_Texto de origem_:
Com apenas três jogadores no plantel no momento em que assinou com o clube, o maior desafio de Lisca foi remontar um elenco do zero. Com todos os obstáculos já citados em meio ao processo. O tripé dos negócios (dinheiro, oportunidade e respaldo) sustentado por uma só coluna foi suficiente para trazer, aos bolos, uma leva de atletas, em sua maioria desconhecidos, para jogar a Copa do Nordeste em um tempo de 18 dias. Com um mercado escasso e, nas condições do Náutico, débil.
Dados os primeiros passos de uma longa caminhada, veio a Copa do Nordeste em um grupo dificílimo, com o rival Sport, opulente, munido de muito mais recursos e recém egresso a Série A; o Botafogo/PB, que alguns meses antes havia conquistado a Série D; e o Guarany/CE, junto ao Náutico uma incógnita.
Sem delongas, não havia, nem no pequeno grupo de alvirrubros mais otimistas, alguém que acreditasse numa arrancada espetacular no início do trabalho. A esperança criada e o otimismo renovado após uma vitória, após quase dez anos completos, sobre o Sport na Ilha do Retiro na 2ª rodada da competição acabou por frustrar, mais do que se podia prever, toda uma torcida que meses antes não galgava mais nada, com a posterior eliminação. O fato de que, passadas três rodadas e, tendo o Náutico um jogo a menos que Guarany e Sport, estando entre os dois que seguiriam adiante criou a certeza de uma classificação que não veio de maneira quase trágica.
E aí veio a primeira das muitas dificuldades que Lisca passaria no Recife: o jogo adiado com o Botafogo, que colocou o Náutico em uma sequência desumana de jogos e sobrecarregou fisicamente um time que mal teve pré-temporada.
Ainda nesta competição, sua comemoração incomum e, principalmente, atrevida no alambrado na Ilha do Retiro após a quebra de um longo tabu criou um rótulo folclórico em cima do mesmo que sempre escondeu seus méritos: o de doido. Esse "título" já veio em sua mala de Caxias de Sul, mas sua "rivalidade" com o atacante Neto Baiano, do Sport, e demais atitudes ao longo de sua passagem, curta, mas intensa, só fizeram aumentar mais essa associação. Tudo isso representava um paradoxo. Lisca não é e nunca foi doido. Ao contrário. Mostrou-se inteligente, excelente orador, quase prosaico, e, principalmente, intrépido, o que incomodava pelas respostas em alto nível dadas a imprensa, acostumadas as toupeiras prolixas que comumente aqui trabalham. Tinha pouca tolerância a factoides quase diários, sempre rapidamente desmentidos pelo mesmo. Um Lisca incomoda muita gente.

(Dados de anotação do layout)
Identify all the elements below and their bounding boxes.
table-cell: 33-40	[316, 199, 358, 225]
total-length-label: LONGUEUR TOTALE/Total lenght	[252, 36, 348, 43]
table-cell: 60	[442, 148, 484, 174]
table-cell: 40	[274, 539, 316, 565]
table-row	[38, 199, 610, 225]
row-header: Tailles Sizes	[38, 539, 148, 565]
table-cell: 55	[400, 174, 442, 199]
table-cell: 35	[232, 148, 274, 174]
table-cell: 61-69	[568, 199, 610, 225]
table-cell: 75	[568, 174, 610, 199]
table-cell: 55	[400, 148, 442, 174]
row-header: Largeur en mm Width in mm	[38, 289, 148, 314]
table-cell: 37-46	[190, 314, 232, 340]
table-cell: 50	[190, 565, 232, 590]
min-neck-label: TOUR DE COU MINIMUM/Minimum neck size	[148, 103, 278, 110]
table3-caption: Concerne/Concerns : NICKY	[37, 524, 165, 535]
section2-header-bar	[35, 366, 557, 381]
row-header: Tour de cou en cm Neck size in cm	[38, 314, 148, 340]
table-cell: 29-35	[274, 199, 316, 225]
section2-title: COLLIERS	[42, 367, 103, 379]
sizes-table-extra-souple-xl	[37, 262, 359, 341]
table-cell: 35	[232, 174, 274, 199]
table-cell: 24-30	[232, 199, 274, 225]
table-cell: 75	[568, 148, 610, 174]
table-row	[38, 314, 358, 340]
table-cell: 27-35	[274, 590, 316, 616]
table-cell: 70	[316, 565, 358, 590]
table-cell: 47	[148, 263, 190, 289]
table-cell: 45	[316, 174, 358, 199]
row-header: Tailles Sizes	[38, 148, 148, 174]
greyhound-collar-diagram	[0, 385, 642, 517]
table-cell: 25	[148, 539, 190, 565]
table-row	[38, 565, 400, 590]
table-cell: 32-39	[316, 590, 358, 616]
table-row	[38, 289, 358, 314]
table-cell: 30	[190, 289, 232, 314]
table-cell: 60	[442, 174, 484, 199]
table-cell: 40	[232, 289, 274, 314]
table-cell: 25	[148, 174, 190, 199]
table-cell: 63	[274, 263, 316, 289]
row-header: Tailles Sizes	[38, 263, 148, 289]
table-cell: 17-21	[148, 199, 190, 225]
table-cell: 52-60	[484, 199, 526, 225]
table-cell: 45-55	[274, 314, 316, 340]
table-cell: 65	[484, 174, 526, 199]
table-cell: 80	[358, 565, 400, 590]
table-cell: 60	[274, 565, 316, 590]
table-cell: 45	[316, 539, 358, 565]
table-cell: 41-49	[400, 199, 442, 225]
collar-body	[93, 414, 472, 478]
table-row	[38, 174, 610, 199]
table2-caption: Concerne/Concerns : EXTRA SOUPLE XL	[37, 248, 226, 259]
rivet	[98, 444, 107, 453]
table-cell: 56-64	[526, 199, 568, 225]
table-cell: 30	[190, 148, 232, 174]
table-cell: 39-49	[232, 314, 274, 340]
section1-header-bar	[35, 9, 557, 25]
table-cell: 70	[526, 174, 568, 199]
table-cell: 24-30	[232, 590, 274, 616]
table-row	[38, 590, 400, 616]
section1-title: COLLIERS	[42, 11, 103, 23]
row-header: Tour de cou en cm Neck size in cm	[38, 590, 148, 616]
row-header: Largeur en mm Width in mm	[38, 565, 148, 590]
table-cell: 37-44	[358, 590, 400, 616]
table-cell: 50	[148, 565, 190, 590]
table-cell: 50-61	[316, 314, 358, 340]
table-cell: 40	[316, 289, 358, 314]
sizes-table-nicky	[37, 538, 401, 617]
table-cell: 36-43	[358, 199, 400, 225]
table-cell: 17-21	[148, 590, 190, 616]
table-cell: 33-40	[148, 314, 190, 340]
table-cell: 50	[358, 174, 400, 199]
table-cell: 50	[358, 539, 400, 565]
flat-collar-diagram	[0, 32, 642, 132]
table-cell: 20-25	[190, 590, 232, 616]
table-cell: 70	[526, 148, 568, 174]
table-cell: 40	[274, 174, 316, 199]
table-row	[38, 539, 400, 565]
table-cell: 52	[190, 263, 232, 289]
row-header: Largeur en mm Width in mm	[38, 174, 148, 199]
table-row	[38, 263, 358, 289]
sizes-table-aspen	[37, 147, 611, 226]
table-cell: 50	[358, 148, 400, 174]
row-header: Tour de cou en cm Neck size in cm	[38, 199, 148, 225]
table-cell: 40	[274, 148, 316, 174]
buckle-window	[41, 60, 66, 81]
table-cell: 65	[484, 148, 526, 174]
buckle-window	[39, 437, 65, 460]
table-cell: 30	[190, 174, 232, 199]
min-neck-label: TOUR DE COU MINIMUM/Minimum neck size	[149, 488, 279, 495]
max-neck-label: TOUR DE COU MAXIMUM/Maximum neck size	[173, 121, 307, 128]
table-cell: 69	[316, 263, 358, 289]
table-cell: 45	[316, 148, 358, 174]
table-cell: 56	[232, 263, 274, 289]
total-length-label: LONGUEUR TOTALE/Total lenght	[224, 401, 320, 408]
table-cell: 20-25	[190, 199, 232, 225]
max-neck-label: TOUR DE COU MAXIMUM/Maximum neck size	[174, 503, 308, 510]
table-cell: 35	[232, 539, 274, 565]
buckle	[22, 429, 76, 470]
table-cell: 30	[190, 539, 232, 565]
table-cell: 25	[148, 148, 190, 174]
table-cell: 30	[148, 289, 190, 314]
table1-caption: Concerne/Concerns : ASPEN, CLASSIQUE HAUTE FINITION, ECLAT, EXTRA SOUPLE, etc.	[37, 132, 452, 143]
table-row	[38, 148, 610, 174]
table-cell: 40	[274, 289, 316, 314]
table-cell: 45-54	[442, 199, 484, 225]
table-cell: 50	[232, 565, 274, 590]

_Requisitos do exercício_:
a - Transcreva fielmente o trecho do texto sobre Lisca no Náutico que começa em "E aí veio a" e termina em "mal teve pré-temporada.".
b - No texto sobre Lisca no Náutico, traduza para o inglês a frase "Com apenas três jogadores no plantel no momento em que assinou com o clube, o maior desafio de Lisca foi remontar um elenco do zero."
Os itens não têm nenhum papel nesta atividade.

_Resultados finais_:
a -
E aí veio a primeira das muitas dificuldades que Lisca passaria no Recife: o jogo adiado com o Botafogo, que colocou o Náutico em uma sequência desumana de jogos e sobrecarregou fisicamente um time que mal teve pré-temporada.

b - With only three players on the roster when he signed with the club, Lisca's biggest challenge was rebuilding a squad from scratch.